#### WRITTEN INSTRUCTION:
Can you write out all of the material below, word for word?

-=-=-=-=-

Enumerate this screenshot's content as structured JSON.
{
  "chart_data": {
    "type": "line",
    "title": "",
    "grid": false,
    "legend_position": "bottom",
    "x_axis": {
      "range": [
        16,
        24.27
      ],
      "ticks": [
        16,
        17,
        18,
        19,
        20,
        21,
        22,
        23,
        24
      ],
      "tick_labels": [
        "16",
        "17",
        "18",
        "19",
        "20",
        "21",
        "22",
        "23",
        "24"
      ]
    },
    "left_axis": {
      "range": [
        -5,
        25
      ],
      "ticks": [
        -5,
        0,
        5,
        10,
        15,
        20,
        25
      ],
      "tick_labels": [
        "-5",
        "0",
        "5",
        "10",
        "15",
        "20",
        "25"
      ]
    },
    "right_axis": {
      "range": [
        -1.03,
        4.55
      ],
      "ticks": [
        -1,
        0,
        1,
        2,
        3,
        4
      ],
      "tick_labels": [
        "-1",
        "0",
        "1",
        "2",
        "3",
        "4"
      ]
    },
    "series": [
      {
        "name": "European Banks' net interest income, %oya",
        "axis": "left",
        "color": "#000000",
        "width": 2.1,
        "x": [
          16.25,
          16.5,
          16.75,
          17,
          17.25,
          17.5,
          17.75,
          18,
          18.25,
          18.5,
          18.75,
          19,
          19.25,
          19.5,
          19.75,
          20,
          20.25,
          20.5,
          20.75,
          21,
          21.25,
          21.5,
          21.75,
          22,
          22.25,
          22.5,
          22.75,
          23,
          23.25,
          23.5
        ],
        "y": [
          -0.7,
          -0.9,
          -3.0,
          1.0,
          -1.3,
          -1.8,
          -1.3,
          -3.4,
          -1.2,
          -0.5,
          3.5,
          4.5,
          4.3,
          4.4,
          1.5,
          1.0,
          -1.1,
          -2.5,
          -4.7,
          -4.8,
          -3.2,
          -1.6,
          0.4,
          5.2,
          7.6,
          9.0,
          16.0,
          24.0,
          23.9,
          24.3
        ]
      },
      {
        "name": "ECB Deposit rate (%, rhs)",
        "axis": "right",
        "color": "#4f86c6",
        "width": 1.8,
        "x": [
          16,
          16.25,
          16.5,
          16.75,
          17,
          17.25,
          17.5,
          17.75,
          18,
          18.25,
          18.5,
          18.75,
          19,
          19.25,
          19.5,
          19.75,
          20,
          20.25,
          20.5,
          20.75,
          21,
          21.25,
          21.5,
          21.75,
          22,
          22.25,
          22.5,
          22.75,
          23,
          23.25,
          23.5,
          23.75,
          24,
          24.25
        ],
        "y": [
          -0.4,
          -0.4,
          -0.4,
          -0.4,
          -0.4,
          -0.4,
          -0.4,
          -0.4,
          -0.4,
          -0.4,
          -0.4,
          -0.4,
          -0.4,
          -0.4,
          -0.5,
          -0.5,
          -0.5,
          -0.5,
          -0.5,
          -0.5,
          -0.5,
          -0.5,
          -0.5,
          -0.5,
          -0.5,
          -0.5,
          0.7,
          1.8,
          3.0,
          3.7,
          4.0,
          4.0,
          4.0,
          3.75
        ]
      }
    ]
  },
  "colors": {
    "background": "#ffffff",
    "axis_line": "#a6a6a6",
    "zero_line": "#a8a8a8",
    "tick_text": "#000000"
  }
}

-=-=-=-=-

#### ANSWER IN FULL:
Enumerate this screenshot's content as structured JSON.
{
  "chart_data": {
    "type": "line",
    "title": "",
    "grid": false,
    "legend_position": "bottom",
    "x_axis": {
      "range": [
        16,
        24.27
      ],
      "ticks": [
        16,
        17,
        18,
        19,
        20,
        21,
        22,
        23,
        24
      ],
      "tick_labels": [
        "16",
        "17",
        "18",
        "19",
        "20",
        "21",
        "22",
        "23",
        "24"
      ]
    },
    "left_axis": {
      "range": [
        -5,
        25
      ],
      "ticks": [
        -5,
        0,
        5,
        10,
        15,
        20,
        25
      ],
      "tick_labels": [
        "-5",
        "0",
        "5",
        "10",
        "15",
        "20",
        "25"
      ]
    },
    "right_axis": {
      "range": [
        -1.03,
        4.55
      ],
      "ticks": [
        -1,
        0,
        1,
        2,
        3,
        4
      ],
      "tick_labels": [
        "-1",
        "0",
        "1",
        "2",
        "3",
        "4"
      ]
    },
    "series": [
      {
        "name": "European Banks' net interest income, %oya",
        "axis": "left",
        "color": "#000000",
        "width": 2.1,
        "x": [
          16.25,
          16.5,
          16.75,
          17,
          17.25,
          17.5,
          17.75,
          18,
          18.25,
          18.5,
          18.75,
          19,
          19.25,
          19.5,
          19.75,
          20,
          20.25,
          20.5,
          20.75,
          21,
          21.25,
          21.5,
          21.75,
          22,
          22.25,
          22.5,
          22.75,
          23,
          23.25,
          23.5
        ],
        "y": [
          -0.7,
          -0.9,
          -3.0,
          1.0,
          -1.3,
          -1.8,
          -1.3,
          -3.4,
          -1.2,
          -0.5,
          3.5,
          4.5,
          4.3,
          4.4,
          1.5,
          1.0,
          -1.1,
          -2.5,
          -4.7,
          -4.8,
          -3.2,
          -1.6,
          0.4,
          5.2,
          7.6,
          9.0,
          16.0,
          24.0,
          23.9,
          24.3
        ]
      },
      {
        "name": "ECB Deposit rate (%, rhs)",
        "axis": "right",
        "color": "#4f86c6",
        "width": 1.8,
        "x": [
          16,
          16.25,
          16.5,
          16.75,
          17,
          17.25,
          17.5,
          17.75,
          18,
          18.25,
          18.5,
          18.75,
          19,
          19.25,
          19.5,
          19.75,
          20,
          20.25,
          20.5,
          20.75,
          21,
          21.25,
          21.5,
          21.75,
          22,
          22.25,
          22.5,
          22.75,
          23,
          23.25,
          23.5,
          23.75,
          24,
          24.25
        ],
        "y": [
          -0.4,
          -0.4,
          -0.4,
          -0.4,
          -0.4,
          -0.4,
          -0.4,
          -0.4,
          -0.4,
          -0.4,
          -0.4,
          -0.4,
          -0.4,
          -0.4,
          -0.5,
          -0.5,
          -0.5,
          -0.5,
          -0.5,
          -0.5,
          -0.5,
          -0.5,
          -0.5,
          -0.5,
          -0.5,
          -0.5,
          0.7,
          1.8,
          3.0,
          3.7,
          4.0,
          4.0,
          4.0,
          3.75
        ]
      }
    ]
  },
  "colors": {
    "background": "#ffffff",
    "axis_line": "#a6a6a6",
    "zero_line": "#a8a8a8",
    "tick_text": "#000000"
  }
}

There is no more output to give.